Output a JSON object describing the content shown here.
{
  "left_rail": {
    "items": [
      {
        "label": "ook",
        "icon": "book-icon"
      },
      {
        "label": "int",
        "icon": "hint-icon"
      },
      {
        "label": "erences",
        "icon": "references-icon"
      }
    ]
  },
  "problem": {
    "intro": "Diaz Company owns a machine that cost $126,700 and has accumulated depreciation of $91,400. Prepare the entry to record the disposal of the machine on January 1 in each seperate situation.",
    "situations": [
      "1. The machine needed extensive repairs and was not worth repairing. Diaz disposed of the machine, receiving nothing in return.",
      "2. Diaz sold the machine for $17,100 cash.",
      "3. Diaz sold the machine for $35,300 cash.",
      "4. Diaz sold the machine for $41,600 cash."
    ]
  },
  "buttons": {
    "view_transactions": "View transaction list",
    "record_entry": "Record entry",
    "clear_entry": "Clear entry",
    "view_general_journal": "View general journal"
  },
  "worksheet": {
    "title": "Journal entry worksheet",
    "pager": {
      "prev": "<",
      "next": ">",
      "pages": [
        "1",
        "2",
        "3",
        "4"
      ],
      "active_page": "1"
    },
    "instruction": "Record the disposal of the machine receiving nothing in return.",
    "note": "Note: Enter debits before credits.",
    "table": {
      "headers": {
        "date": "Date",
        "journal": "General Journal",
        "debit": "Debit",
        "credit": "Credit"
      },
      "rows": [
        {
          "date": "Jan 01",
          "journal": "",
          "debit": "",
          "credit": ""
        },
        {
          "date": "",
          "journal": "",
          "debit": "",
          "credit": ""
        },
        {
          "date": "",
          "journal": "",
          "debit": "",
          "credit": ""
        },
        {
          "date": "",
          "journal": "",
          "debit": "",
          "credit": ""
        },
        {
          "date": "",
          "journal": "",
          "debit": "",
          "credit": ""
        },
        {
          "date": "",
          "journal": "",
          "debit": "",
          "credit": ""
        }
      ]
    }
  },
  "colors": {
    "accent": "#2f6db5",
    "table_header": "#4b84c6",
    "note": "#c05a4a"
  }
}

::::

* **TO BE DONE**
Tally up the lines holding the string "sold" in this listing, and report the total alone.

* **SOLUTION BELOW**
3